- What you are asked to do: Repeat every line below exactly as it reads.

Stored entries
........

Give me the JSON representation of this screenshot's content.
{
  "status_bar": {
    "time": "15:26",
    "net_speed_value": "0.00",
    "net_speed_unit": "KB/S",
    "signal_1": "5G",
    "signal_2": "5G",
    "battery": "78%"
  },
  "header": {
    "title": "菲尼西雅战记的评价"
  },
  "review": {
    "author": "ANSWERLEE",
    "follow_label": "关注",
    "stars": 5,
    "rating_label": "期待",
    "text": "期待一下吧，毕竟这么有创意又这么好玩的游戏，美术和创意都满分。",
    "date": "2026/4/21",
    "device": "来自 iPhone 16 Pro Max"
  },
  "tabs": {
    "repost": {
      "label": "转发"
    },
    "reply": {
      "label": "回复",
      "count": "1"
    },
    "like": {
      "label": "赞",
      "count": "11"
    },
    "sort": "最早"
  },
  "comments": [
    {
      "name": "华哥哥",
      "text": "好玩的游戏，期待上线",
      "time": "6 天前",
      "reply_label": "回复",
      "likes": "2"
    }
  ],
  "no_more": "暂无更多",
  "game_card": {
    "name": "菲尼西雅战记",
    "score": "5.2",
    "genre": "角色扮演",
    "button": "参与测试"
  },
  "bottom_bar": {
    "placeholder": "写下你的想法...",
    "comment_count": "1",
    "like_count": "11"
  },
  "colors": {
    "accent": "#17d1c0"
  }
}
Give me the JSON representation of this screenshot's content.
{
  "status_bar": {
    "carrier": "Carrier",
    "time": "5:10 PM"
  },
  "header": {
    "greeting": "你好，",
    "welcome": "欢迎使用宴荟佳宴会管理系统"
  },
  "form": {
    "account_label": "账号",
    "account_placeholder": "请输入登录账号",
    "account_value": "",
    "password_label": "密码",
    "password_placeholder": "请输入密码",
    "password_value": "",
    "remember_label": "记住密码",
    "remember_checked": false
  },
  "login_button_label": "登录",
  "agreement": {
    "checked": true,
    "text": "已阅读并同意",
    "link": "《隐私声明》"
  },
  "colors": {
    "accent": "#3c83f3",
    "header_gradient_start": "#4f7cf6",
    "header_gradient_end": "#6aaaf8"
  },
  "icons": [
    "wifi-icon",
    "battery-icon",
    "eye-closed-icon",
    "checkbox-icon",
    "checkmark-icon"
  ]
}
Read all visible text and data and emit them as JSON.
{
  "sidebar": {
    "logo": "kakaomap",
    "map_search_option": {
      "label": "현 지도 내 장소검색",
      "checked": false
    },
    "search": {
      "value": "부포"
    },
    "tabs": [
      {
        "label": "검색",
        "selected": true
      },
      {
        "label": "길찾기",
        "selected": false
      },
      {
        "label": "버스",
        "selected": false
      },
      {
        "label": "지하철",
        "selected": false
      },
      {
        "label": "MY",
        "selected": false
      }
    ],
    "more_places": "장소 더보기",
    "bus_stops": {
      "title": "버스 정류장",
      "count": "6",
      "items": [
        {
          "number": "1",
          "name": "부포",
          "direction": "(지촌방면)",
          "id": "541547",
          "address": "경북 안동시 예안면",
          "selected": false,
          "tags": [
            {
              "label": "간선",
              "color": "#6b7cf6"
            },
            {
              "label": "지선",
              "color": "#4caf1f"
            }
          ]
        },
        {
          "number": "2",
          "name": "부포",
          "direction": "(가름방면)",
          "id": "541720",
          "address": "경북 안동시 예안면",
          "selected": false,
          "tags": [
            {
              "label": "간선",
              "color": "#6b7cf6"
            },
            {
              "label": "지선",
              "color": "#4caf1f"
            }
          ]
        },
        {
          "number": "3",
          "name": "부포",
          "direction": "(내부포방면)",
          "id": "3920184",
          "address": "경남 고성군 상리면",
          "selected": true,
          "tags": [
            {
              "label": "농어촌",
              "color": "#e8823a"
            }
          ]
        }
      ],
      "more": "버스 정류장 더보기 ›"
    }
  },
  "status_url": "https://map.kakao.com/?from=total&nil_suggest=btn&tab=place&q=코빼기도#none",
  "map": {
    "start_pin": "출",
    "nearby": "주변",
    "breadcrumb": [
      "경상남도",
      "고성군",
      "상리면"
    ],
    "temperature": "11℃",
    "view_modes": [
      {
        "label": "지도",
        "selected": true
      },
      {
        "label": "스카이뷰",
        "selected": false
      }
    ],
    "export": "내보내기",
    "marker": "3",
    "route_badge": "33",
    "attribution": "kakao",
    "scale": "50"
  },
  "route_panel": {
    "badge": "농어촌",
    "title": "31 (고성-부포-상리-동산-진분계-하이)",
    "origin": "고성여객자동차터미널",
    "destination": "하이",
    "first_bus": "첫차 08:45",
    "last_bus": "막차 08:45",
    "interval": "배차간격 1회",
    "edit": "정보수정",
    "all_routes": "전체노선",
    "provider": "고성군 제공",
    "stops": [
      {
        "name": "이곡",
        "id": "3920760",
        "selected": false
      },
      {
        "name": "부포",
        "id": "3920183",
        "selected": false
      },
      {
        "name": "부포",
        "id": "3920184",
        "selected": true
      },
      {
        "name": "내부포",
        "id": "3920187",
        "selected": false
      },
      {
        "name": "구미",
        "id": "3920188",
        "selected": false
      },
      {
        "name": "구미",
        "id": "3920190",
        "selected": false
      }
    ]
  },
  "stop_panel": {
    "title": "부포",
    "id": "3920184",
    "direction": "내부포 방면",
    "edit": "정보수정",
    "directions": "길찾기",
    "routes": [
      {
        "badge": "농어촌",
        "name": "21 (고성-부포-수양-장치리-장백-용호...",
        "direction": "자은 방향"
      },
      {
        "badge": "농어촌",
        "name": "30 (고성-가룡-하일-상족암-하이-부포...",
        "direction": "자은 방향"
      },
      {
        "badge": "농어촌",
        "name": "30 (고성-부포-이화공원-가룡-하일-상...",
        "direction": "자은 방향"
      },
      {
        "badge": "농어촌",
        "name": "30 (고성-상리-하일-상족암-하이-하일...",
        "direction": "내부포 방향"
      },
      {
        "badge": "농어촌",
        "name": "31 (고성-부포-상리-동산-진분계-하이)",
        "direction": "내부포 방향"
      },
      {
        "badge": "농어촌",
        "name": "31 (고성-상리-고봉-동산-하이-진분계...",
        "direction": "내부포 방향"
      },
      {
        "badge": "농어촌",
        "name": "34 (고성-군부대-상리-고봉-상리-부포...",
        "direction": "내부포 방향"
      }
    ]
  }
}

........

- Written reply:
Give me the JSON representation of this screenshot's content.
{
  "status_bar": {
    "time": "15:26",
    "net_speed_value": "0.00",
    "net_speed_unit": "KB/S",
    "signal_1": "5G",
    "signal_2": "5G",
    "battery": "78%"
  },
  "header": {
    "title": "菲尼西雅战记的评价"
  },
  "review": {
    "author": "ANSWERLEE",
    "follow_label": "关注",
    "stars": 5,
    "rating_label": "期待",
    "text": "期待一下吧，毕竟这么有创意又这么好玩的游戏，美术和创意都满分。",
    "date": "2026/4/21",
    "device": "来自 iPhone 16 Pro Max"
  },
  "tabs": {
    "repost": {
      "label": "转发"
    },
    "reply": {
      "label": "回复",
      "count": "1"
    },
    "like": {
      "label": "赞",
      "count": "11"
    },
    "sort": "最早"
  },
  "comments": [
    {
      "name": "华哥哥",
      "text": "好玩的游戏，期待上线",
      "time": "6 天前",
      "reply_label": "回复",
      "likes": "2"
    }
  ],
  "no_more": "暂无更多",
  "game_card": {
    "name": "菲尼西雅战记",
    "score": "5.2",
    "genre": "角色扮演",
    "button": "参与测试"
  },
  "bottom_bar": {
    "placeholder": "写下你的想法...",
    "comment_count": "1",
    "like_count": "11"
  },
  "colors": {
    "accent": "#17d1c0"
  }
}
Give me the JSON representation of this screenshot's content.
{
  "status_bar": {
    "carrier": "Carrier",
    "time": "5:10 PM"
  },
  "header": {
    "greeting": "你好，",
    "welcome": "欢迎使用宴荟佳宴会管理系统"
  },
  "form": {
    "account_label": "账号",
    "account_placeholder": "请输入登录账号",
    "account_value": "",
    "password_label": "密码",
    "password_placeholder": "请输入密码",
    "password_value": "",
    "remember_label": "记住密码",
    "remember_checked": false
  },
  "login_button_label": "登录",
  "agreement": {
    "checked": true,
    "text": "已阅读并同意",
    "link": "《隐私声明》"
  },
  "colors": {
    "accent": "#3c83f3",
    "header_gradient_start": "#4f7cf6",
    "header_gradient_end": "#6aaaf8"
  },
  "icons": [
    "wifi-icon",
    "battery-icon",
    "eye-closed-icon",
    "checkbox-icon",
    "checkmark-icon"
  ]
}
Read all visible text and data and emit them as JSON.
{
  "sidebar": {
    "logo": "kakaomap",
    "map_search_option": {
      "label": "현 지도 내 장소검색",
      "checked": false
    },
    "search": {
      "value": "부포"
    },
    "tabs": [
      {
        "label": "검색",
        "selected": true
      },
      {
        "label": "길찾기",
        "selected": false
      },
      {
        "label": "버스",
        "selected": false
      },
      {
        "label": "지하철",
        "selected": false
      },
      {
        "label": "MY",
        "selected": false
      }
    ],
    "more_places": "장소 더보기",
    "bus_stops": {
      "title": "버스 정류장",
      "count": "6",
      "items": [
        {
          "number": "1",
          "name": "부포",
          "direction": "(지촌방면)",
          "id": "541547",
          "address": "경북 안동시 예안면",
          "selected": false,
          "tags": [
            {
              "label": "간선",
              "color": "#6b7cf6"
            },
            {
              "label": "지선",
              "color": "#4caf1f"
            }
          ]
        },
        {
          "number": "2",
          "name": "부포",
          "direction": "(가름방면)",
          "id": "541720",
          "address": "경북 안동시 예안면",
          "selected": false,
          "tags": [
            {
              "label": "간선",
              "color": "#6b7cf6"
            },
            {
              "label": "지선",
              "color": "#4caf1f"
            }
          ]
        },
        {
          "number": "3",
          "name": "부포",
          "direction": "(내부포방면)",
          "id": "3920184",
          "address": "경남 고성군 상리면",
          "selected": true,
          "tags": [
            {
              "label": "농어촌",
              "color": "#e8823a"
            }
          ]
        }
      ],
      "more": "버스 정류장 더보기 ›"
    }
  },
  "status_url": "https://map.kakao.com/?from=total&nil_suggest=btn&tab=place&q=코빼기도#none",
  "map": {
    "start_pin": "출",
    "nearby": "주변",
    "breadcrumb": [
      "경상남도",
      "고성군",
      "상리면"
    ],
    "temperature": "11℃",
    "view_modes": [
      {
        "label": "지도",
        "selected": true
      },
      {
        "label": "스카이뷰",
        "selected": false
      }
    ],
    "export": "내보내기",
    "marker": "3",
    "route_badge": "33",
    "attribution": "kakao",
    "scale": "50"
  },
  "route_panel": {
    "badge": "농어촌",
    "title": "31 (고성-부포-상리-동산-진분계-하이)",
    "origin": "고성여객자동차터미널",
    "destination": "하이",
    "first_bus": "첫차 08:45",
    "last_bus": "막차 08:45",
    "interval": "배차간격 1회",
    "edit": "정보수정",
    "all_routes": "전체노선",
    "provider": "고성군 제공",
    "stops": [
      {
        "name": "이곡",
        "id": "3920760",
        "selected": false
      },
      {
        "name": "부포",
        "id": "3920183",
        "selected": false
      },
      {
        "name": "부포",
        "id": "3920184",
        "selected": true
      },
      {
        "name": "내부포",
        "id": "3920187",
        "selected": false
      },
      {
        "name": "구미",
        "id": "3920188",
        "selected": false
      },
      {
        "name": "구미",
        "id": "3920190",
        "selected": false
      }
    ]
  },
  "stop_panel": {
    "title": "부포",
    "id": "3920184",
    "direction": "내부포 방면",
    "edit": "정보수정",
    "directions": "길찾기",
    "routes": [
      {
        "badge": "농어촌",
        "name": "21 (고성-부포-수양-장치리-장백-용호...",
        "direction": "자은 방향"
      },
      {
        "badge": "농어촌",
        "name": "30 (고성-가룡-하일-상족암-하이-부포...",
        "direction": "자은 방향"
      },
      {
        "badge": "농어촌",
        "name": "30 (고성-부포-이화공원-가룡-하일-상...",
        "direction": "자은 방향"
      },
      {
        "badge": "농어촌",
        "name": "30 (고성-상리-하일-상족암-하이-하일...",
        "direction": "내부포 방향"
      },
      {
        "badge": "농어촌",
        "name": "31 (고성-부포-상리-동산-진분계-하이)",
        "direction": "내부포 방향"
      },
      {
        "badge": "농어촌",
        "name": "31 (고성-상리-고봉-동산-하이-진분계...",
        "direction": "내부포 방향"
      },
      {
        "badge": "농어촌",
        "name": "34 (고성-군부대-상리-고봉-상리-부포...",
        "direction": "내부포 방향"
      }
    ]
  }
}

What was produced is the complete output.